__Exercise requirements__. Find the lines of data that contain the string "name", then list them.

(Dataset records)

○ ○ ○ ○ ○

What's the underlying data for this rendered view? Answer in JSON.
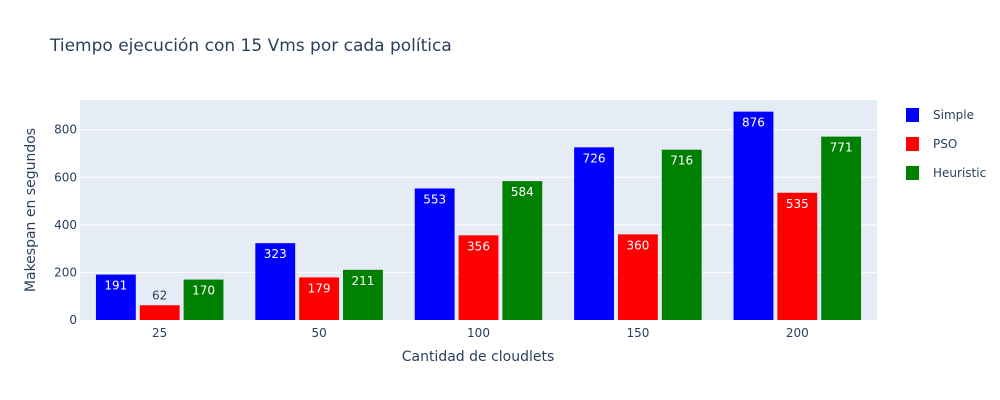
{
  "chart_data": {
    "type": "bar",
    "title": "Tiempo ejecución con 15 Vms por cada política",
    "xlabel": "Cantidad de cloudlets",
    "ylabel": "Makespan en segundos",
    "categories": [
      "25",
      "50",
      "100",
      "150",
      "200"
    ],
    "ylim": [
      0,
      925
    ],
    "yticks": [
      0,
      200,
      400,
      600,
      800
    ],
    "grid": true,
    "legend_position": "right",
    "series": [
      {
        "name": "Simple",
        "color": "#0000ff",
        "values": [
          191,
          323,
          553,
          726,
          876
        ]
      },
      {
        "name": "PSO",
        "color": "#ff0000",
        "values": [
          62,
          179,
          356,
          360,
          535
        ]
      },
      {
        "name": "Heuristic",
        "color": "#008000",
        "values": [
          170,
          211,
          584,
          716,
          771
        ]
      }
    ]
  }
}
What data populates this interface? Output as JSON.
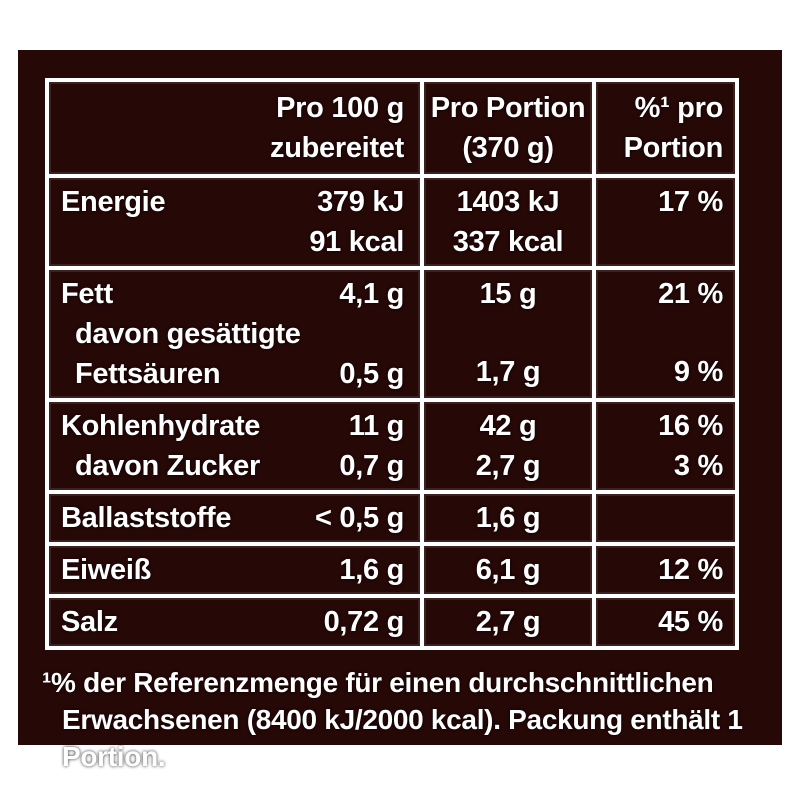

○ ○ ○ ○ ○

__Written answer__.
        "name": "Simple",
        "name": "PSO",
        "name": "Heuristic",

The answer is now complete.